**DATA ENTRIES**
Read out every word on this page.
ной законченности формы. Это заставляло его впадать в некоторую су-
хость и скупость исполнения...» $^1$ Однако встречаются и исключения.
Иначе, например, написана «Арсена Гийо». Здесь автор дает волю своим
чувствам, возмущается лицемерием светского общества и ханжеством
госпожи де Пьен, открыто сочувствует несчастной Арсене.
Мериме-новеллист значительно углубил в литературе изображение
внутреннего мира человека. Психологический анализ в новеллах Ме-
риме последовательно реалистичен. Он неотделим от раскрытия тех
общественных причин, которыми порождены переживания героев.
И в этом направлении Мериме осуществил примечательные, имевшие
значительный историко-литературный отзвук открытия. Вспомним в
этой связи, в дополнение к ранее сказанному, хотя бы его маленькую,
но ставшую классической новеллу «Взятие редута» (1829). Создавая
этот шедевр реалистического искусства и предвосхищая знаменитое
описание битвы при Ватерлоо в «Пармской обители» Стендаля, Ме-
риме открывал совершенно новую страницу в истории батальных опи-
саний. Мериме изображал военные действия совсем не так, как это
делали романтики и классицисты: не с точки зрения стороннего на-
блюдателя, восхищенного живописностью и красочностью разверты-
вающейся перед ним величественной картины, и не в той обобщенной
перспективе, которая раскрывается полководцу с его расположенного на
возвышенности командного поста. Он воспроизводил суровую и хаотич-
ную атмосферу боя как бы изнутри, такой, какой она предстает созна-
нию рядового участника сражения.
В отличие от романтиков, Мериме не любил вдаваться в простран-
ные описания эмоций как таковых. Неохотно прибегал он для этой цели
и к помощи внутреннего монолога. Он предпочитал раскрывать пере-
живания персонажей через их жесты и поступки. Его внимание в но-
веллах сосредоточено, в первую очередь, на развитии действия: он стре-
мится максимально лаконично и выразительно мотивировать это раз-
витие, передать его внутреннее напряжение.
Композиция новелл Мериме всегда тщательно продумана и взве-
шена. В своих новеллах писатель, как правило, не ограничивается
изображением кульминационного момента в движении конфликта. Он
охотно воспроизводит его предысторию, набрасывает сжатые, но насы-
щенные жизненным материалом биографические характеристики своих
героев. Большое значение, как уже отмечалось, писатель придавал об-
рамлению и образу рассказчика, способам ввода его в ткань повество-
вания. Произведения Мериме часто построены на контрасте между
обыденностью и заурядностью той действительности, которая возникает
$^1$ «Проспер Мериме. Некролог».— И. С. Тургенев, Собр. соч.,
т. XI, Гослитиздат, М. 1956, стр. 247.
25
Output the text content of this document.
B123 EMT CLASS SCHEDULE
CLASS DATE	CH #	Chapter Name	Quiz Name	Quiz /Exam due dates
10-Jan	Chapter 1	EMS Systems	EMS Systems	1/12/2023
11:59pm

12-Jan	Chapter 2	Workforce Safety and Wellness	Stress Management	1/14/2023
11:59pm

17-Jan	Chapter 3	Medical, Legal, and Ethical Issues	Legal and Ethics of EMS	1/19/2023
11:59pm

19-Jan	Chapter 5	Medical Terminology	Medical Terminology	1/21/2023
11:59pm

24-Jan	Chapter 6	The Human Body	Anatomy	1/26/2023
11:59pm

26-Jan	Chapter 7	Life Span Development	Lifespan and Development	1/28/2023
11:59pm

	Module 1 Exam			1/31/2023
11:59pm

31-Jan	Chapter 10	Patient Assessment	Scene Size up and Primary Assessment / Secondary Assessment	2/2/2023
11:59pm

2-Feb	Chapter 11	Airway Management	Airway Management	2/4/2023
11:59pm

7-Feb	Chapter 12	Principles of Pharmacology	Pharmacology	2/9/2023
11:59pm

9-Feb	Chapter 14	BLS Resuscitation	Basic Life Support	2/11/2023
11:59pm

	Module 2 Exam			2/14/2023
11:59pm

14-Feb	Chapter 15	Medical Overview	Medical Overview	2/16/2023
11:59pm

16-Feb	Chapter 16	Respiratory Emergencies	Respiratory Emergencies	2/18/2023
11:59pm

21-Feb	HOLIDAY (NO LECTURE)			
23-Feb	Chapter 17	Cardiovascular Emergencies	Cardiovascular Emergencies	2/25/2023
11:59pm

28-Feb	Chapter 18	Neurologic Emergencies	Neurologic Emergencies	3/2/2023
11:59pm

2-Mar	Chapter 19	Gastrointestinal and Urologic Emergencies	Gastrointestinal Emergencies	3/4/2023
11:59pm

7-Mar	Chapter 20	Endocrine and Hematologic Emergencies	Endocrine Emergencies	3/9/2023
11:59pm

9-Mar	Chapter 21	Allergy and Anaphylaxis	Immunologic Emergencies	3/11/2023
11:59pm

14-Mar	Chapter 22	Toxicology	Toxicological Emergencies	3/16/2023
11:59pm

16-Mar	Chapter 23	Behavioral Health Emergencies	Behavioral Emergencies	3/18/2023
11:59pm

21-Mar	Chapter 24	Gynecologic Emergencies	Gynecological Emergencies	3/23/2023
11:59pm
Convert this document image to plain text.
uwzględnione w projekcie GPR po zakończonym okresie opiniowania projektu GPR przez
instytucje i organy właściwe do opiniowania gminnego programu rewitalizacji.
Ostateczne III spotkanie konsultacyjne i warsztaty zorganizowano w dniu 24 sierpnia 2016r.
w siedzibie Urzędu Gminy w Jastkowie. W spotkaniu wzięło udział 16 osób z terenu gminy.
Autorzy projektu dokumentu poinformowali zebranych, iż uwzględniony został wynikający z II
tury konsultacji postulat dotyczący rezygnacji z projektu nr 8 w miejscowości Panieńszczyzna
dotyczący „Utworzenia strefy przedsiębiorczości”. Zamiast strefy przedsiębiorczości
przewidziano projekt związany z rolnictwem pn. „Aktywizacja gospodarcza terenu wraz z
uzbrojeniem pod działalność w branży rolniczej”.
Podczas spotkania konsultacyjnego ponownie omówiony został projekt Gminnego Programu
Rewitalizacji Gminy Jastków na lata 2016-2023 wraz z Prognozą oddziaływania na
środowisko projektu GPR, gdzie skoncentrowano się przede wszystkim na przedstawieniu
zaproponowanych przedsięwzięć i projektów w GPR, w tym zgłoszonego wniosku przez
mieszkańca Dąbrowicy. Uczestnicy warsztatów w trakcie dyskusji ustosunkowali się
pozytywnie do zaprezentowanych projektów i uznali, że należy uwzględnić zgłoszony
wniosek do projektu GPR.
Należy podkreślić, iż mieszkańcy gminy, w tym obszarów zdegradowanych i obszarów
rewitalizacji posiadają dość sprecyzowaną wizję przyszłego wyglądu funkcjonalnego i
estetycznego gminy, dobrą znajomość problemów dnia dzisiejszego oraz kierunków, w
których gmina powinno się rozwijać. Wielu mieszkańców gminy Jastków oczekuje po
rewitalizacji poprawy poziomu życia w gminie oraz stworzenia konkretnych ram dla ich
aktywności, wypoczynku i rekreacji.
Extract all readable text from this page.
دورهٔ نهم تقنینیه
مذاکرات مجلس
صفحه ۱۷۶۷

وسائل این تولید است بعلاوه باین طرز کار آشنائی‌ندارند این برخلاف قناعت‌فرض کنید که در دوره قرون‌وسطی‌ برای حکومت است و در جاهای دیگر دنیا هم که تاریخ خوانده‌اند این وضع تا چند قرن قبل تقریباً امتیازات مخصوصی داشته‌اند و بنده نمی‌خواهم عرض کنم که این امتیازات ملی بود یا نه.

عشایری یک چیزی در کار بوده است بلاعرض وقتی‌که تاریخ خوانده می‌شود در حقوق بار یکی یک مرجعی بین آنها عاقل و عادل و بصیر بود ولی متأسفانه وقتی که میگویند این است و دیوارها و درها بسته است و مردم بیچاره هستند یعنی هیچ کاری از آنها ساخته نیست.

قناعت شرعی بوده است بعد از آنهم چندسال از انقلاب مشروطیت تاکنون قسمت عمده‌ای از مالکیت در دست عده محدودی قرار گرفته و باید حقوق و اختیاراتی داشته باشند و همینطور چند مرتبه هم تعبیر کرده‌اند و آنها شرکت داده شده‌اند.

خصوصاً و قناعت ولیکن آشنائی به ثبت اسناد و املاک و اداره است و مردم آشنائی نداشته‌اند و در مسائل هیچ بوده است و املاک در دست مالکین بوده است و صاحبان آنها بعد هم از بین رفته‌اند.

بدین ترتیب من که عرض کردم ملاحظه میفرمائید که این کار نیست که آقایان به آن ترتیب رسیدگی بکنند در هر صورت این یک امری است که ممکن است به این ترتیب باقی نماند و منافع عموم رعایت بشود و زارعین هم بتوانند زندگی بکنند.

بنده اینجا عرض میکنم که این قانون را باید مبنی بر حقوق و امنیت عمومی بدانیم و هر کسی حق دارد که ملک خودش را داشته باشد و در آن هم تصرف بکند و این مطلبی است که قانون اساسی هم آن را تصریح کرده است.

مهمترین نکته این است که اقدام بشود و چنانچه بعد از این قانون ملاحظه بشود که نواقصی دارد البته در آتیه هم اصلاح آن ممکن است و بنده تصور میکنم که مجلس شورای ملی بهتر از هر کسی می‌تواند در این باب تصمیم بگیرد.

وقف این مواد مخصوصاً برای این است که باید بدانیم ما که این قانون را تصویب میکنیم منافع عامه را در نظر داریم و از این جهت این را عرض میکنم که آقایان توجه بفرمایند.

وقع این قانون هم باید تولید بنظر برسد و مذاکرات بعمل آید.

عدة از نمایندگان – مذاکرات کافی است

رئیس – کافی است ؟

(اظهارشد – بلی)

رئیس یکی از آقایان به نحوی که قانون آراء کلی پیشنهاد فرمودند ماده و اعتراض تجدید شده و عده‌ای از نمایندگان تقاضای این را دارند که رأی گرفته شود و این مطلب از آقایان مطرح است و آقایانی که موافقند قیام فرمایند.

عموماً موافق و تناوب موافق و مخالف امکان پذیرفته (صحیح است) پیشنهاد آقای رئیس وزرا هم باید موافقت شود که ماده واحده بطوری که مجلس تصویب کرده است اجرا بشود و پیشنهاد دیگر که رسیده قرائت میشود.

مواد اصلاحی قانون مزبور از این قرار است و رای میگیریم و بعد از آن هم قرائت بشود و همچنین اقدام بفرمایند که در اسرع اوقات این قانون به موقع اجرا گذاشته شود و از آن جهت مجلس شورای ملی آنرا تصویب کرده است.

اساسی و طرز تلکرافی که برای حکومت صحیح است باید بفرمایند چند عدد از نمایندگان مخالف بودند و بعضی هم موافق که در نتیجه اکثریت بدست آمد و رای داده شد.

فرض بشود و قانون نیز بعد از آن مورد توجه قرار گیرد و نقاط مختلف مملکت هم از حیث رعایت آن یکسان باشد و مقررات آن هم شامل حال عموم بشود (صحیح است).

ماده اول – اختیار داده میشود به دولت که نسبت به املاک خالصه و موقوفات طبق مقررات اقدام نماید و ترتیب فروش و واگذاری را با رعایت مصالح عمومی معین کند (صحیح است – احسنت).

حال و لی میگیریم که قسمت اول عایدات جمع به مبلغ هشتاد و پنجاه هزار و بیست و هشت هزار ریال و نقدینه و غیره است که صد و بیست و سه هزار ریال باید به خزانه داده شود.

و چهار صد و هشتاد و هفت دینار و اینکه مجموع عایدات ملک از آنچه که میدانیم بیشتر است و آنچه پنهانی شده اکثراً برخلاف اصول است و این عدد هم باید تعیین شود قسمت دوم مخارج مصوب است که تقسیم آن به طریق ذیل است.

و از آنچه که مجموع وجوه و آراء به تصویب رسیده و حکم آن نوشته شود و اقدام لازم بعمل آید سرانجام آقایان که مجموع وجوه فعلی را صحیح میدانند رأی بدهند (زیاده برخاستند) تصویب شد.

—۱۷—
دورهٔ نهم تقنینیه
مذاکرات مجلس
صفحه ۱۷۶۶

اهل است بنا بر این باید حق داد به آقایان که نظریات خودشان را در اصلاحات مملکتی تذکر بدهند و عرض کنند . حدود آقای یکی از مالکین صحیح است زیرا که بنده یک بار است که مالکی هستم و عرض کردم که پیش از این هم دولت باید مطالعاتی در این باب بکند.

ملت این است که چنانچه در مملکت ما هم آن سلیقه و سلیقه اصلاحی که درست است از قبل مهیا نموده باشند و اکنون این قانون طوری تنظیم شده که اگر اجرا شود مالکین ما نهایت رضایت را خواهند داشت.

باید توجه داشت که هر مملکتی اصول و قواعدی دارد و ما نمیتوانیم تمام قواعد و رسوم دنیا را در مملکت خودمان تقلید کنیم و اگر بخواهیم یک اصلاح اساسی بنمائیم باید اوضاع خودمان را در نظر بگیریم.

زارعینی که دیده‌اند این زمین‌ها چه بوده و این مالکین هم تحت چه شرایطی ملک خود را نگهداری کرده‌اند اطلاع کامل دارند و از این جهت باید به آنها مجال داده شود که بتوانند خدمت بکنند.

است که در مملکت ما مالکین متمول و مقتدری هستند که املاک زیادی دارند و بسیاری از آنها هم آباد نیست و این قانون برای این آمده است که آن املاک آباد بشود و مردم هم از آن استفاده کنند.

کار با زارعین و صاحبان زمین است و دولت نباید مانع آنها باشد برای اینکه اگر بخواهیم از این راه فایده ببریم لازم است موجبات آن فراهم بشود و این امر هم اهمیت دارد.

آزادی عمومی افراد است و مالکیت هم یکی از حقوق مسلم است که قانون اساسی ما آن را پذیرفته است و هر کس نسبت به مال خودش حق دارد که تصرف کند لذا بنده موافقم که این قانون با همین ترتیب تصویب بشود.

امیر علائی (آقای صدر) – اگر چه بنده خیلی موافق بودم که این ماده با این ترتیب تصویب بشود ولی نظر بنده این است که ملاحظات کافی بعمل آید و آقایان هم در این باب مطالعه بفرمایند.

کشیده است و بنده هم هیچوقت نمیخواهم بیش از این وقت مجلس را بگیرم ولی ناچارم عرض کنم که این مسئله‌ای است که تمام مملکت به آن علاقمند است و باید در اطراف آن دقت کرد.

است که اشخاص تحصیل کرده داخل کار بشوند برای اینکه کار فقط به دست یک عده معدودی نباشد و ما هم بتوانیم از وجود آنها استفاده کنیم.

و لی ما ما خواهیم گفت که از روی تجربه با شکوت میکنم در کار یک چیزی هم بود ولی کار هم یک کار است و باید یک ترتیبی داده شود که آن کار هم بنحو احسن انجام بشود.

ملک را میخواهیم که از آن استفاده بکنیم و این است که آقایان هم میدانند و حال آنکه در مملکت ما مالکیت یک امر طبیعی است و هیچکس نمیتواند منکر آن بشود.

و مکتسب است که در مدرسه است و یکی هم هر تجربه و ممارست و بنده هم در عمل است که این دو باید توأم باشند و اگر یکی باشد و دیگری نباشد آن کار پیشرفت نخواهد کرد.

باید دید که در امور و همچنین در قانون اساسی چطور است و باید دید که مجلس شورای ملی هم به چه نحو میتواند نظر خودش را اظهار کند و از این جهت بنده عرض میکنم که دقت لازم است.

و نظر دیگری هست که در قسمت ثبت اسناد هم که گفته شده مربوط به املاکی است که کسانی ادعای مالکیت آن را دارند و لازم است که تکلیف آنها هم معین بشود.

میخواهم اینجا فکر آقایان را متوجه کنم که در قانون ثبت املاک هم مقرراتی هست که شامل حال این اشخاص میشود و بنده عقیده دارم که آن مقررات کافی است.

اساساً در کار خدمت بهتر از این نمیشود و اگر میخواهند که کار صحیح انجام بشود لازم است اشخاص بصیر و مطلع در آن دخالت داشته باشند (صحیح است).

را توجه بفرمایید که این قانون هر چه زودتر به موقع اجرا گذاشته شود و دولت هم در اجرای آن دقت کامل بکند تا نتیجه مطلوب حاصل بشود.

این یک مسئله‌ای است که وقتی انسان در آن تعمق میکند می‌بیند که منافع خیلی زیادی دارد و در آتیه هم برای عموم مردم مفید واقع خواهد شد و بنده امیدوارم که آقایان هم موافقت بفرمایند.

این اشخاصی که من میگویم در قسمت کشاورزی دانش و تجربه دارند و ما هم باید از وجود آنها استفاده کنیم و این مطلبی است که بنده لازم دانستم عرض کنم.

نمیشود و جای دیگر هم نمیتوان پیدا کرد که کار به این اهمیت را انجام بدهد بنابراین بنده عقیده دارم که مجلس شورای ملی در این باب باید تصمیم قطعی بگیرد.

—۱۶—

**EXERCISE**
From the listing above, copy every line that includes the word "został".

**FULL SOLUTION**
Autorzy projektu dokumentu poinformowali zebranych, iż uwzględniony został wynikający z II
Podczas spotkania konsultacyjnego ponownie omówiony został projekt Gminnego Programu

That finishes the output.